Dataset excerpts:
* START *

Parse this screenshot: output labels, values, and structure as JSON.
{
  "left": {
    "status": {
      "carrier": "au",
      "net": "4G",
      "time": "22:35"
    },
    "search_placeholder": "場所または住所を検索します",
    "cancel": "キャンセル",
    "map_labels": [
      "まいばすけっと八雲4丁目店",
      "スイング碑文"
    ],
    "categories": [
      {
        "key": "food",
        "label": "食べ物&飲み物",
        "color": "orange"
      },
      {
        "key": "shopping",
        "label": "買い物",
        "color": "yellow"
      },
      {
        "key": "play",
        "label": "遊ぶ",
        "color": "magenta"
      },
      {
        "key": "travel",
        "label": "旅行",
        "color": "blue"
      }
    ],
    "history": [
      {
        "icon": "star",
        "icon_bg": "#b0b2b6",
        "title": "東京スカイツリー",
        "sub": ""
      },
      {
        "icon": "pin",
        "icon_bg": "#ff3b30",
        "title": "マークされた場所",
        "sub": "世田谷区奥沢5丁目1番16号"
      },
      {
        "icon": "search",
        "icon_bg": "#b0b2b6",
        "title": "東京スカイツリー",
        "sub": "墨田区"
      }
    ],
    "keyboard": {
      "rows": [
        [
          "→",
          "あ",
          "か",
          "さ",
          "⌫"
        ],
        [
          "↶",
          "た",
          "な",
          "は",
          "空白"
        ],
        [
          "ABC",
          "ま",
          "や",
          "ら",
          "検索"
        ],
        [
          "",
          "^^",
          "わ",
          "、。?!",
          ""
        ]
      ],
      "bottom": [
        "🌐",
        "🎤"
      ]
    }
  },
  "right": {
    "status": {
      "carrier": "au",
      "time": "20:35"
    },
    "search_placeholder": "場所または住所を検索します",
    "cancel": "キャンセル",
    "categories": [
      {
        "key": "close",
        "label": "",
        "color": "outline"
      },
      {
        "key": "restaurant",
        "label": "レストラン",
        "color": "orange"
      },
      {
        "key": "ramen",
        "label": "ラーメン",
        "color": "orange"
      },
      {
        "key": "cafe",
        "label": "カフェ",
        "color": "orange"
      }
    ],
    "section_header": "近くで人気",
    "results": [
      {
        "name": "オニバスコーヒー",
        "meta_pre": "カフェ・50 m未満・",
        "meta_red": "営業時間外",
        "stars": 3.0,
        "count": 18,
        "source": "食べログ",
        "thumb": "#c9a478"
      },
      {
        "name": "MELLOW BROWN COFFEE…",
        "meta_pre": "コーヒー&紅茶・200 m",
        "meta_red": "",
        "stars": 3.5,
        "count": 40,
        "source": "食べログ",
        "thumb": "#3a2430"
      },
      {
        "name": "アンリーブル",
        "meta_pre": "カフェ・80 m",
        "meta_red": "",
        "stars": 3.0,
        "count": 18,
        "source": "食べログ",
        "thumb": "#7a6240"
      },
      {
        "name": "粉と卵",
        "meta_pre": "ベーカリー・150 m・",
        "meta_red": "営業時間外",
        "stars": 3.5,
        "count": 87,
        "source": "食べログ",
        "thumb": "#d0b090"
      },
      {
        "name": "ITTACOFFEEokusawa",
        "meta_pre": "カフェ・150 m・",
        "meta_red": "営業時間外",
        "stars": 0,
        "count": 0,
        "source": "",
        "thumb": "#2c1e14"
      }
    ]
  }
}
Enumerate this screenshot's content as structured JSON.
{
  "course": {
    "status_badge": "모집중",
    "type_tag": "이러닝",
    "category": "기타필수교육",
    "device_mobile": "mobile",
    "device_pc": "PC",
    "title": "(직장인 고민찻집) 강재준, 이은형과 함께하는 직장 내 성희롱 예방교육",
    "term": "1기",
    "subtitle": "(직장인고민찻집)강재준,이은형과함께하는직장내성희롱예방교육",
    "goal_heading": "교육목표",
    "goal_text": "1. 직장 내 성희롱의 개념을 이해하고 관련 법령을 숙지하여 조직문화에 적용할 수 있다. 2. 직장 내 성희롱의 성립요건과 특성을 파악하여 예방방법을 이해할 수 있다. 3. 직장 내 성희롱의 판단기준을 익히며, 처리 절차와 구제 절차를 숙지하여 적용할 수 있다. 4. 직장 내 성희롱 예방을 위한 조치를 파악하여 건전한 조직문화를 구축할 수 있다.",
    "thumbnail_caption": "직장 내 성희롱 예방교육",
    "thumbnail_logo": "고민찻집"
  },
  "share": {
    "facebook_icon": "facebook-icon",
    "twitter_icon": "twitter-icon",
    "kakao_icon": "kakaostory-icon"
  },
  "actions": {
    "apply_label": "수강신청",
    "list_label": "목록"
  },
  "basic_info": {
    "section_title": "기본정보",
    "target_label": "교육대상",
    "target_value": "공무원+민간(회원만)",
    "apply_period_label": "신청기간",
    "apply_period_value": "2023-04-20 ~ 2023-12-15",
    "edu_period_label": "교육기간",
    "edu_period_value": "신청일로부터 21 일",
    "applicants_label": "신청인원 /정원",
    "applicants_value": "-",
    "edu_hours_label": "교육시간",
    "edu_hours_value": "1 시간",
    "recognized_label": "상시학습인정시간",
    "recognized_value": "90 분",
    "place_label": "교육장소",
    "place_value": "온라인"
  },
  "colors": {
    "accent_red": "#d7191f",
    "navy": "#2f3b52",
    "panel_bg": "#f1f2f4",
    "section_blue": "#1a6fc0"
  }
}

* END *

EXERCISE BRIEF:
Copy every line verbatim.

WORKED ANSWER:
Parse this screenshot: output labels, values, and structure as JSON.
{
  "left": {
    "status": {
      "carrier": "au",
      "net": "4G",
      "time": "22:35"
    },
    "search_placeholder": "場所または住所を検索します",
    "cancel": "キャンセル",
    "map_labels": [
      "まいばすけっと八雲4丁目店",
      "スイング碑文"
    ],
    "categories": [
      {
        "key": "food",
        "label": "食べ物&飲み物",
        "color": "orange"
      },
      {
        "key": "shopping",
        "label": "買い物",
        "color": "yellow"
      },
      {
        "key": "play",
        "label": "遊ぶ",
        "color": "magenta"
      },
      {
        "key": "travel",
        "label": "旅行",
        "color": "blue"
      }
    ],
    "history": [
      {
        "icon": "star",
        "icon_bg": "#b0b2b6",
        "title": "東京スカイツリー",
        "sub": ""
      },
      {
        "icon": "pin",
        "icon_bg": "#ff3b30",
        "title": "マークされた場所",
        "sub": "世田谷区奥沢5丁目1番16号"
      },
      {
        "icon": "search",
        "icon_bg": "#b0b2b6",
        "title": "東京スカイツリー",
        "sub": "墨田区"
      }
    ],
    "keyboard": {
      "rows": [
        [
          "→",
          "あ",
          "か",
          "さ",
          "⌫"
        ],
        [
          "↶",
          "た",
          "な",
          "は",
          "空白"
        ],
        [
          "ABC",
          "ま",
          "や",
          "ら",
          "検索"
        ],
        [
          "",
          "^^",
          "わ",
          "、。?!",
          ""
        ]
      ],
      "bottom": [
        "🌐",
        "🎤"
      ]
    }
  },
  "right": {
    "status": {
      "carrier": "au",
      "time": "20:35"
    },
    "search_placeholder": "場所または住所を検索します",
    "cancel": "キャンセル",
    "categories": [
      {
        "key": "close",
        "label": "",
        "color": "outline"
      },
      {
        "key": "restaurant",
        "label": "レストラン",
        "color": "orange"
      },
      {
        "key": "ramen",
        "label": "ラーメン",
        "color": "orange"
      },
      {
        "key": "cafe",
        "label": "カフェ",
        "color": "orange"
      }
    ],
    "section_header": "近くで人気",
    "results": [
      {
        "name": "オニバスコーヒー",
        "meta_pre": "カフェ・50 m未満・",
        "meta_red": "営業時間外",
        "stars": 3.0,
        "count": 18,
        "source": "食べログ",
        "thumb": "#c9a478"
      },
      {
        "name": "MELLOW BROWN COFFEE…",
        "meta_pre": "コーヒー&紅茶・200 m",
        "meta_red": "",
        "stars": 3.5,
        "count": 40,
        "source": "食べログ",
        "thumb": "#3a2430"
      },
      {
        "name": "アンリーブル",
        "meta_pre": "カフェ・80 m",
        "meta_red": "",
        "stars": 3.0,
        "count": 18,
        "source": "食べログ",
        "thumb": "#7a6240"
      },
      {
        "name": "粉と卵",
        "meta_pre": "ベーカリー・150 m・",
        "meta_red": "営業時間外",
        "stars": 3.5,
        "count": 87,
        "source": "食べログ",
        "thumb": "#d0b090"
      },
      {
        "name": "ITTACOFFEEokusawa",
        "meta_pre": "カフェ・150 m・",
        "meta_red": "営業時間外",
        "stars": 0,
        "count": 0,
        "source": "",
        "thumb": "#2c1e14"
      }
    ]
  }
}
Enumerate this screenshot's content as structured JSON.
{
  "course": {
    "status_badge": "모집중",
    "type_tag": "이러닝",
    "category": "기타필수교육",
    "device_mobile": "mobile",
    "device_pc": "PC",
    "title": "(직장인 고민찻집) 강재준, 이은형과 함께하는 직장 내 성희롱 예방교육",
    "term": "1기",
    "subtitle": "(직장인고민찻집)강재준,이은형과함께하는직장내성희롱예방교육",
    "goal_heading": "교육목표",
    "goal_text": "1. 직장 내 성희롱의 개념을 이해하고 관련 법령을 숙지하여 조직문화에 적용할 수 있다. 2. 직장 내 성희롱의 성립요건과 특성을 파악하여 예방방법을 이해할 수 있다. 3. 직장 내 성희롱의 판단기준을 익히며, 처리 절차와 구제 절차를 숙지하여 적용할 수 있다. 4. 직장 내 성희롱 예방을 위한 조치를 파악하여 건전한 조직문화를 구축할 수 있다.",
    "thumbnail_caption": "직장 내 성희롱 예방교육",
    "thumbnail_logo": "고민찻집"
  },
  "share": {
    "facebook_icon": "facebook-icon",
    "twitter_icon": "twitter-icon",
    "kakao_icon": "kakaostory-icon"
  },
  "actions": {
    "apply_label": "수강신청",
    "list_label": "목록"
  },
  "basic_info": {
    "section_title": "기본정보",
    "target_label": "교육대상",
    "target_value": "공무원+민간(회원만)",
    "apply_period_label": "신청기간",
    "apply_period_value": "2023-04-20 ~ 2023-12-15",
    "edu_period_label": "교육기간",
    "edu_period_value": "신청일로부터 21 일",
    "applicants_label": "신청인원 /정원",
    "applicants_value": "-",
    "edu_hours_label": "교육시간",
    "edu_hours_value": "1 시간",
    "recognized_label": "상시학습인정시간",
    "recognized_value": "90 분",
    "place_label": "교육장소",
    "place_value": "온라인"
  },
  "colors": {
    "accent_red": "#d7191f",
    "navy": "#2f3b52",
    "panel_bg": "#f1f2f4",
    "section_blue": "#1a6fc0"
  }
}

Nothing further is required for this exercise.